◆ Dataset rows ◆

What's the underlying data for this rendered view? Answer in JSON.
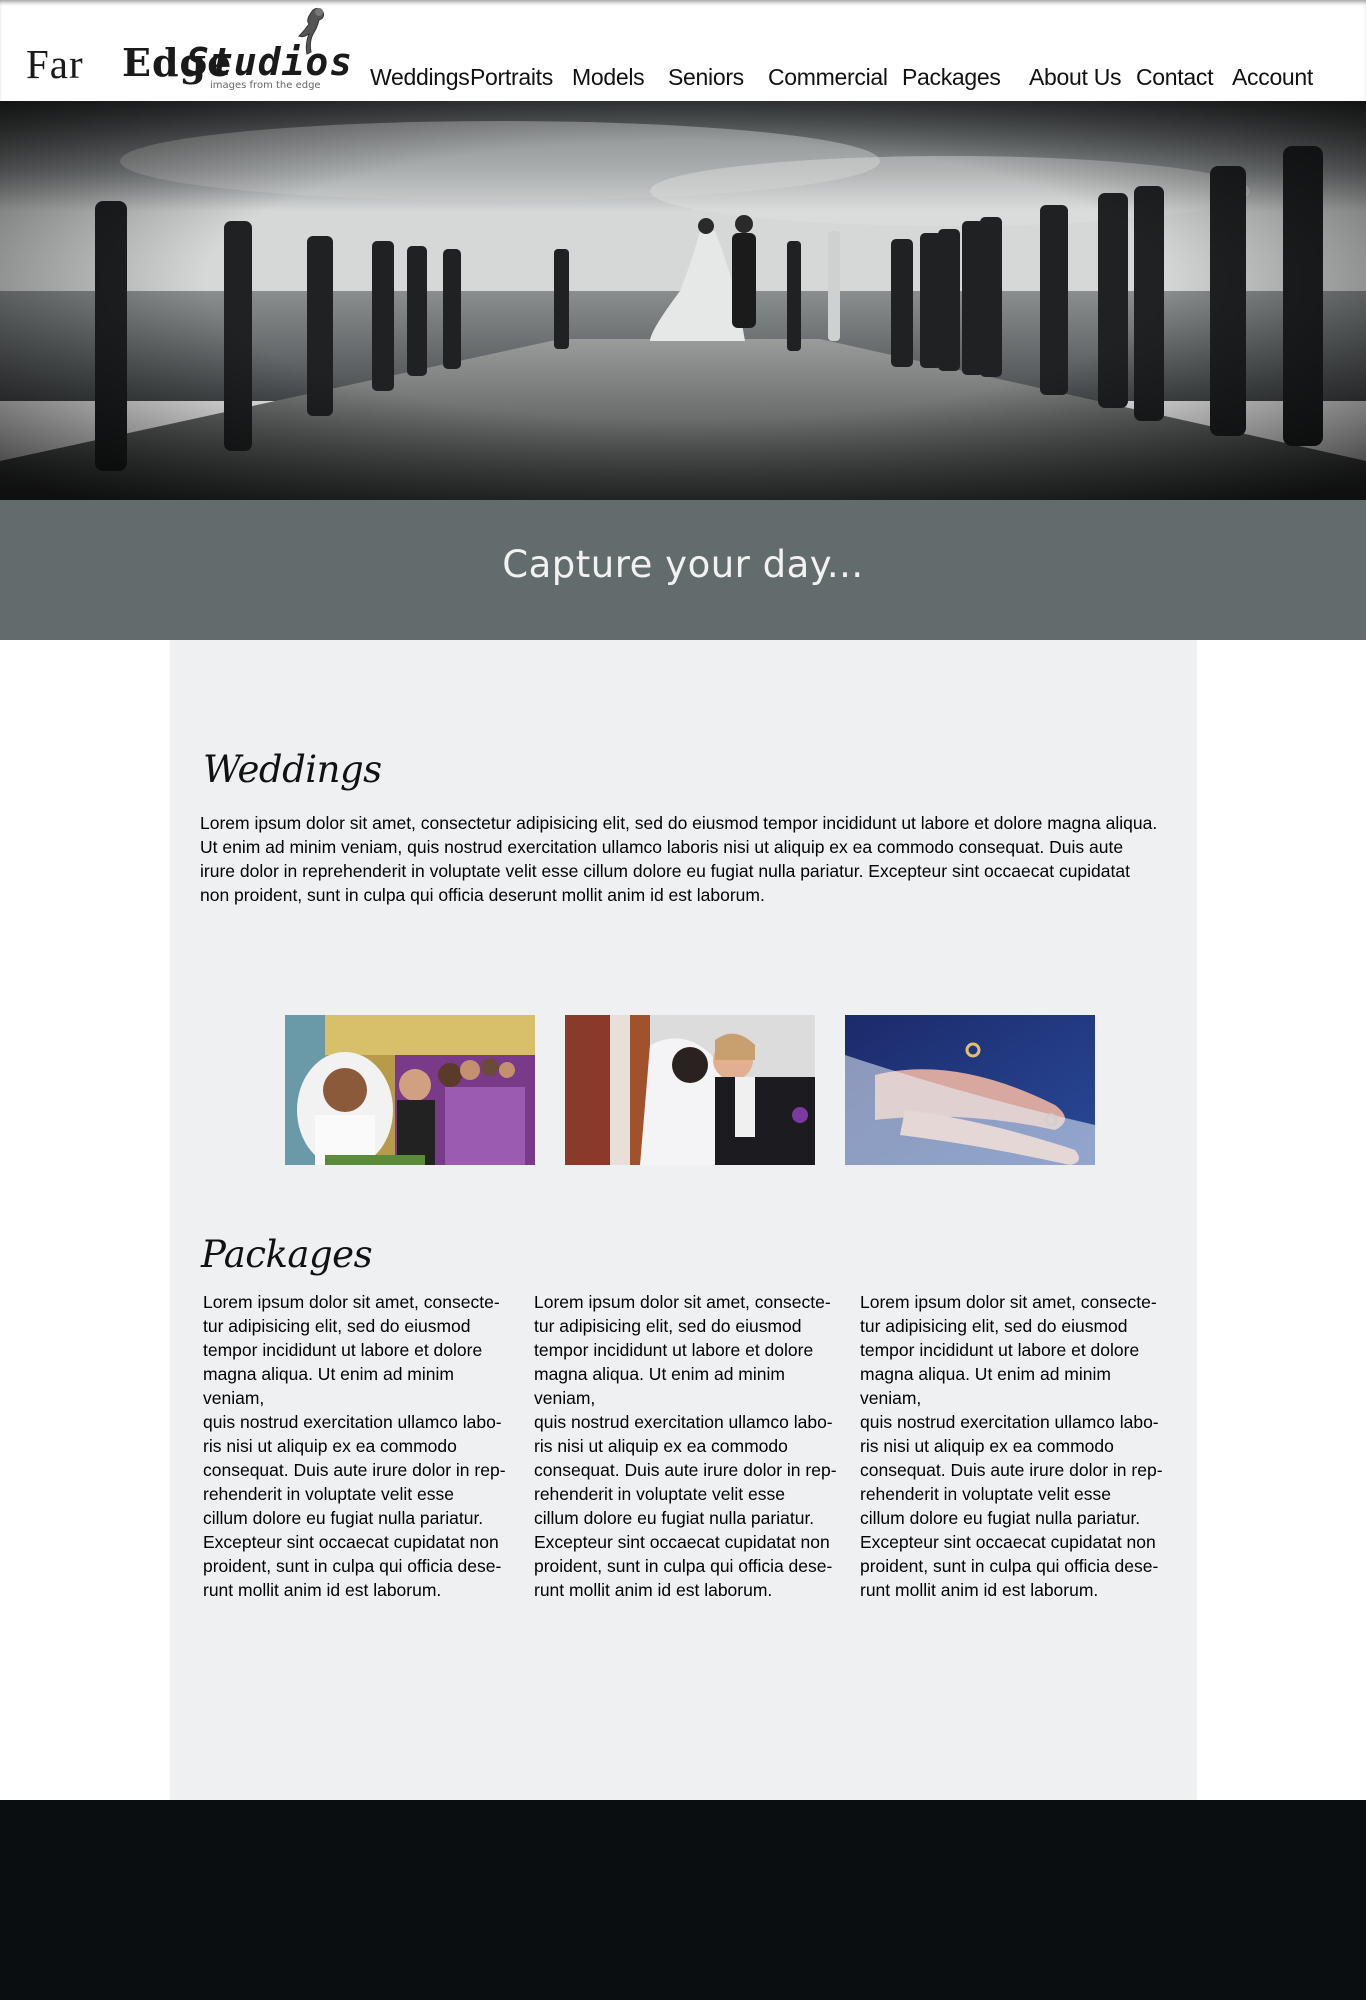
{
  "brand": {
    "word1": "Far",
    "word2": "Edge",
    "word3": "Studios",
    "tagline": "images from the edge"
  },
  "nav": [
    {
      "label": "Weddings"
    },
    {
      "label": "Portraits"
    },
    {
      "label": "Models"
    },
    {
      "label": "Seniors"
    },
    {
      "label": "Commercial"
    },
    {
      "label": "Packages"
    },
    {
      "label": "About Us"
    },
    {
      "label": "Contact"
    },
    {
      "label": "Account"
    }
  ],
  "hero": {
    "tagline": "Capture your day..."
  },
  "weddings": {
    "heading": "Weddings",
    "body": "Lorem ipsum dolor sit amet, consectetur adipisicing elit, sed do eiusmod tempor incididunt ut labore et dolore magna aliqua. Ut enim ad minim veniam, quis nostrud exercitation ullamco laboris nisi ut aliquip ex ea commodo consequat. Duis aute irure dolor in reprehenderit in voluptate velit esse cillum dolore eu fugiat nulla pariatur. Excepteur sint occaecat cupidatat non proident, sunt in culpa qui officia deserunt mollit anim id est laborum."
  },
  "packages": {
    "heading": "Packages",
    "columns": [
      {
        "text": "Lorem ipsum dolor sit amet, consecte-\ntur adipisicing elit, sed do eiusmod\ntempor incididunt ut labore et dolore\nmagna aliqua. Ut enim ad minim\nveniam,\nquis nostrud exercitation ullamco labo-\nris nisi ut aliquip ex ea commodo\nconsequat. Duis aute irure dolor in rep-\nrehenderit in voluptate velit esse\ncillum dolore eu fugiat nulla pariatur.\nExcepteur sint occaecat cupidatat non\nproident, sunt in culpa qui officia dese-\nrunt mollit anim id est laborum."
      },
      {
        "text": "Lorem ipsum dolor sit amet, consecte-\ntur adipisicing elit, sed do eiusmod\ntempor incididunt ut labore et dolore\nmagna aliqua. Ut enim ad minim\nveniam,\nquis nostrud exercitation ullamco labo-\nris nisi ut aliquip ex ea commodo\nconsequat. Duis aute irure dolor in rep-\nrehenderit in voluptate velit esse\ncillum dolore eu fugiat nulla pariatur.\nExcepteur sint occaecat cupidatat non\nproident, sunt in culpa qui officia dese-\nrunt mollit anim id est laborum."
      },
      {
        "text": "Lorem ipsum dolor sit amet, consecte-\ntur adipisicing elit, sed do eiusmod\ntempor incididunt ut labore et dolore\nmagna aliqua. Ut enim ad minim\nveniam,\nquis nostrud exercitation ullamco labo-\nris nisi ut aliquip ex ea commodo\nconsequat. Duis aute irure dolor in rep-\nrehenderit in voluptate velit esse\ncillum dolore eu fugiat nulla pariatur.\nExcepteur sint occaecat cupidatat non\nproident, sunt in culpa qui officia dese-\nrunt mollit anim id est laborum."
      }
    ]
  },
  "colors": {
    "tagline_band": "#636c6c",
    "panel": "#eff0f2",
    "footer": "#0b0e10"
  }
}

◆ To do ◆
Reproduce the records above exactly, leaving out every picture they contain.

◆ Answer to this task ◆
What's the underlying data for this rendered view? Answer in JSON.
{
  "brand": {
    "word1": "Far",
    "word2": "Edge",
    "word3": "Studios",
    "tagline": "images from the edge"
  },
  "nav": [
    {
      "label": "Weddings"
    },
    {
      "label": "Portraits"
    },
    {
      "label": "Models"
    },
    {
      "label": "Seniors"
    },
    {
      "label": "Commercial"
    },
    {
      "label": "Packages"
    },
    {
      "label": "About Us"
    },
    {
      "label": "Contact"
    },
    {
      "label": "Account"
    }
  ],
  "hero": {
    "tagline": "Capture your day..."
  },
  "weddings": {
    "heading": "Weddings",
    "body": "Lorem ipsum dolor sit amet, consectetur adipisicing elit, sed do eiusmod tempor incididunt ut labore et dolore magna aliqua. Ut enim ad minim veniam, quis nostrud exercitation ullamco laboris nisi ut aliquip ex ea commodo consequat. Duis aute irure dolor in reprehenderit in voluptate velit esse cillum dolore eu fugiat nulla pariatur. Excepteur sint occaecat cupidatat non proident, sunt in culpa qui officia deserunt mollit anim id est laborum."
  },
  "packages": {
    "heading": "Packages",
    "columns": [
      {
        "text": "Lorem ipsum dolor sit amet, consecte-\ntur adipisicing elit, sed do eiusmod\ntempor incididunt ut labore et dolore\nmagna aliqua. Ut enim ad minim\nveniam,\nquis nostrud exercitation ullamco labo-\nris nisi ut aliquip ex ea commodo\nconsequat. Duis aute irure dolor in rep-\nrehenderit in voluptate velit esse\ncillum dolore eu fugiat nulla pariatur.\nExcepteur sint occaecat cupidatat non\nproident, sunt in culpa qui officia dese-\nrunt mollit anim id est laborum."
      },
      {
        "text": "Lorem ipsum dolor sit amet, consecte-\ntur adipisicing elit, sed do eiusmod\ntempor incididunt ut labore et dolore\nmagna aliqua. Ut enim ad minim\nveniam,\nquis nostrud exercitation ullamco labo-\nris nisi ut aliquip ex ea commodo\nconsequat. Duis aute irure dolor in rep-\nrehenderit in voluptate velit esse\ncillum dolore eu fugiat nulla pariatur.\nExcepteur sint occaecat cupidatat non\nproident, sunt in culpa qui officia dese-\nrunt mollit anim id est laborum."
      },
      {
        "text": "Lorem ipsum dolor sit amet, consecte-\ntur adipisicing elit, sed do eiusmod\ntempor incididunt ut labore et dolore\nmagna aliqua. Ut enim ad minim\nveniam,\nquis nostrud exercitation ullamco labo-\nris nisi ut aliquip ex ea commodo\nconsequat. Duis aute irure dolor in rep-\nrehenderit in voluptate velit esse\ncillum dolore eu fugiat nulla pariatur.\nExcepteur sint occaecat cupidatat non\nproident, sunt in culpa qui officia dese-\nrunt mollit anim id est laborum."
      }
    ]
  },
  "colors": {
    "tagline_band": "#636c6c",
    "panel": "#eff0f2",
    "footer": "#0b0e10"
  }
}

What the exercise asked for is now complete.